-- Problem details --
In the passage on .NET type loading below, list every line of output shown right after "The above-presented code snippet returns:".

-- Source passage --

MyLibrary.DemoClass, MyLibrary, Version=2.0.0.0, Culture=neutral, PublicKeyToken=null
Type.GetType for version 2: MyLibrary.DemoClass
Type.GetType for version 1: MyLibrary.DemoClass
Type.GetType for version 3: MyLibrary.DemoClass

.NET (Core)

It hasn’t been easy to find documentation on the .NET behavior. In .NET, a lot changed under the hood; for example, AppDomains aren’t a thing. While things are similar, sometimes they are not. The above-presented code snippet returns:

MyLibrary.DemoClass, MyLibrary, Version=2.0.0.0, Culture=neutral, PublicKeyToken=null
Type.GetType for version 2: MyLibrary.DemoClass
Type.GetType for version 1: MyLibrary.DemoClass
Type.GetType for version 3:

It will be found as long as we’re loading the same or a lower version number of the type. However, if we try to load a higher number, .NET returns null.

As I pointed out in an earlier blog post, using Assembly.LoadFrom can change the loading behavior quite a bit.

It doesn’t just affect how/where it loads assembly from (e.g. if you can load assemblies from disk, that you’re not referencing in your deps.json file) but also the version resolving behavior.

If we add a little Assembly.LoadFrom("MyConsoleApp.dll"); (note that in .NET, we need to load the DLL, not the exe file), suddenly, all Type.GetType calls return a type.

Note: we have to load the assembly of the application that tries to resolve the type, not the assembly that contains the type—that wouldn’t work!

MyLibrary.DemoClass, MyLibrary, Version=2.0.0.0, Culture=neutral, PublicKeyToken=null
Type.GetType for version 2: MyLibrary.DemoClass
Type.GetType for version 1: MyLibrary.DemoClass
Type.GetType for version 3: MyLibrary.DemoClass

NUnit

You might think you’ll ensure your assembly/resolving code works by writing unit tests. Let’s look at the output when we run the code in an NUnit test:

[Test]
public void GetTypeTest()
{
    var demoClassType = typeof(DemoClass);
    TestContext.WriteLine(demoClassType.AssemblyQualifiedName);
    // -> "MyLibrary.DemoClass, MyLibrary, Version=2.0.0.0, Culture=neutral, PublicKeyToken=null"

-- Stored items --
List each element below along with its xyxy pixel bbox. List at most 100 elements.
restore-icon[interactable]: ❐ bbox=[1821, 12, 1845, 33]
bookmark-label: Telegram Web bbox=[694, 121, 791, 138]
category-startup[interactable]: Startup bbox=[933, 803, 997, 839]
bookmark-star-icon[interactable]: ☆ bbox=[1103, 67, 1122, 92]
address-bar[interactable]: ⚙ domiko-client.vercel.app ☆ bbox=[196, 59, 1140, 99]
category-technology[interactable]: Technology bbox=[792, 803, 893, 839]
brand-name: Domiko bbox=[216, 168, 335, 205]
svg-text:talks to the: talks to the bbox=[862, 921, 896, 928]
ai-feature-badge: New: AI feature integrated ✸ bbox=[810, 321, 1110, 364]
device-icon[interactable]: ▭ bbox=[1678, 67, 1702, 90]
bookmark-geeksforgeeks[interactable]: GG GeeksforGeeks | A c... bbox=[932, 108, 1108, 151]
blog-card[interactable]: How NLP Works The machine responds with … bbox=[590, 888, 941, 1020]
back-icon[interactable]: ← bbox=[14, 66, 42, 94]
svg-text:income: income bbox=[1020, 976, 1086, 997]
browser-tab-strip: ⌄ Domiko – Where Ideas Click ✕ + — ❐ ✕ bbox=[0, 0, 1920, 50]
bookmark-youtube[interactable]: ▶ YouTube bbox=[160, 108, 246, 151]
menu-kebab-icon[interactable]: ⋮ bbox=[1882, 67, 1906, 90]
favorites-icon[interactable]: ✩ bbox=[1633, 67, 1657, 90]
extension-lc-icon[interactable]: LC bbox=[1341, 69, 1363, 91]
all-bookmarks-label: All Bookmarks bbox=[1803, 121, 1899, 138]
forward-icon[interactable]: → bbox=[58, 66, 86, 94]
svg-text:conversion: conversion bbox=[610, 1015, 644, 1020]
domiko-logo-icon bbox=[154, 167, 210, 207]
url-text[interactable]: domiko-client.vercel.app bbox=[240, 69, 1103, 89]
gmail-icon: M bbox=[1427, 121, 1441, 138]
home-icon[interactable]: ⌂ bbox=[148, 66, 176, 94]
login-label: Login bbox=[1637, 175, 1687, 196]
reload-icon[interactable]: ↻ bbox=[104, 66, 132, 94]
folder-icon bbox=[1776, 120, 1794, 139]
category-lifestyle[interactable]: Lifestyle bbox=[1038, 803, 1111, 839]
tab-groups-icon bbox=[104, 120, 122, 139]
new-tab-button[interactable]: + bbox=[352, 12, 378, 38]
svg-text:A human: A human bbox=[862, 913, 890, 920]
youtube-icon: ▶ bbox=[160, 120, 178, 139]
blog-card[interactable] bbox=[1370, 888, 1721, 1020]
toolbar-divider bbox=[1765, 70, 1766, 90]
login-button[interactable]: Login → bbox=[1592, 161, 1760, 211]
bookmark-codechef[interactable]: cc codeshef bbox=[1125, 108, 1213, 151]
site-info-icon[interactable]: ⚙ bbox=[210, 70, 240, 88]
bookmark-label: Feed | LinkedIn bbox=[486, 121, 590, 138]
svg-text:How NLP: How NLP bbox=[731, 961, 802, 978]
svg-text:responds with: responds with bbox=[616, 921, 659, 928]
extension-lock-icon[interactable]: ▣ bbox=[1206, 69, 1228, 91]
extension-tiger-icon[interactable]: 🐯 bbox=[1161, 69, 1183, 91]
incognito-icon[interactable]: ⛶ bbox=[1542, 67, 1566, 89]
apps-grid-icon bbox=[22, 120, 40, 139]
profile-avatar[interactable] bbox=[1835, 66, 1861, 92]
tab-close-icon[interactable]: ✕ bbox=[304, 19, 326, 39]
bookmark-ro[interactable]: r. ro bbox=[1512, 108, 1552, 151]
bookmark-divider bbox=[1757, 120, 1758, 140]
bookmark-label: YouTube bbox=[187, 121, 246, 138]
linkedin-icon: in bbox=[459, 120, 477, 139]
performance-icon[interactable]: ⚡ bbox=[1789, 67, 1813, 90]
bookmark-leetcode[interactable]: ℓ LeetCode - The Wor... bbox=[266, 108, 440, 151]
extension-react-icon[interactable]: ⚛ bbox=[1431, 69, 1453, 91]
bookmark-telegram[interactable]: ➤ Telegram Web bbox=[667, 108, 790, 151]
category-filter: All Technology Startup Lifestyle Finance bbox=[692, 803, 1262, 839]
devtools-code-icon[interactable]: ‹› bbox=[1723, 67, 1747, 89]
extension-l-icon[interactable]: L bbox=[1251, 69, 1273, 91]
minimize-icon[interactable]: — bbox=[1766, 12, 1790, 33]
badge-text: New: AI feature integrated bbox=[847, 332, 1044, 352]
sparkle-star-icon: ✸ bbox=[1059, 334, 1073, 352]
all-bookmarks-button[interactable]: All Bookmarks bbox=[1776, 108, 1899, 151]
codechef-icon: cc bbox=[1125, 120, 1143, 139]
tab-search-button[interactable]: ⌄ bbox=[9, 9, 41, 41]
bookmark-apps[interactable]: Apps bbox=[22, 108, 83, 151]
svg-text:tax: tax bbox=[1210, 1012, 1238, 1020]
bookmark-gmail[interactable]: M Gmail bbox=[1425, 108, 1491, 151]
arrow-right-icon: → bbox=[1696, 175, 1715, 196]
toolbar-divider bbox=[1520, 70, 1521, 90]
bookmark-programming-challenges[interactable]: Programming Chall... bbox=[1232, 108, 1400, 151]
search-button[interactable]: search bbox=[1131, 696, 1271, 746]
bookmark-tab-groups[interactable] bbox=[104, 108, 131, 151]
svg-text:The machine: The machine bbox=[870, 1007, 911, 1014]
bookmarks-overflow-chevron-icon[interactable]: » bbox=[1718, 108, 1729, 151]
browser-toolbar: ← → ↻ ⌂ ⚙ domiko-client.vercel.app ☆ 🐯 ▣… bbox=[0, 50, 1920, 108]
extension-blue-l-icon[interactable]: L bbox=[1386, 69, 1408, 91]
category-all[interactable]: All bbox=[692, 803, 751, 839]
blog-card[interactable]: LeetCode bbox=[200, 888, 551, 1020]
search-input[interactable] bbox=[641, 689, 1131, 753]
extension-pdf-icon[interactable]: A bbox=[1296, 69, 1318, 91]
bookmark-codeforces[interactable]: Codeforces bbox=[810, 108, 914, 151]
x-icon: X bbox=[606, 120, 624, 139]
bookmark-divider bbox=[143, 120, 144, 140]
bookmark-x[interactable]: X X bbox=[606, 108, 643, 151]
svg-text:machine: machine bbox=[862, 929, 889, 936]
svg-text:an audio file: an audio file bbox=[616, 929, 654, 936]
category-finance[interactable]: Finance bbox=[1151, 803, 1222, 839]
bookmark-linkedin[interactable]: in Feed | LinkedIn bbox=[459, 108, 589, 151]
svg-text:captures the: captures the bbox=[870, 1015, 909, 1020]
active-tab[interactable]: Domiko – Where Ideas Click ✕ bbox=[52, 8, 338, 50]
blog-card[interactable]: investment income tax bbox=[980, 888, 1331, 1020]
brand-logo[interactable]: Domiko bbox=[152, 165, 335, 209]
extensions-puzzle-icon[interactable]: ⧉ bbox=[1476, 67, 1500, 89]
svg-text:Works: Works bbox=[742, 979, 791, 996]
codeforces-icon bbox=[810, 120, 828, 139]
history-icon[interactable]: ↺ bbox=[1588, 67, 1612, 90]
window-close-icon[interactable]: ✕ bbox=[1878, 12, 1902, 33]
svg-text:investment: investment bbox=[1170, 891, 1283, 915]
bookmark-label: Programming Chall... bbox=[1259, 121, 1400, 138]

-- The completed task --
MyLibrary.DemoClass, MyLibrary, Version=2.0.0.0, Culture=neutral, PublicKeyToken=null
Type.GetType for version 2: MyLibrary.DemoClass
Type.GetType for version 1: MyLibrary.DemoClass
Type.GetType for version 3: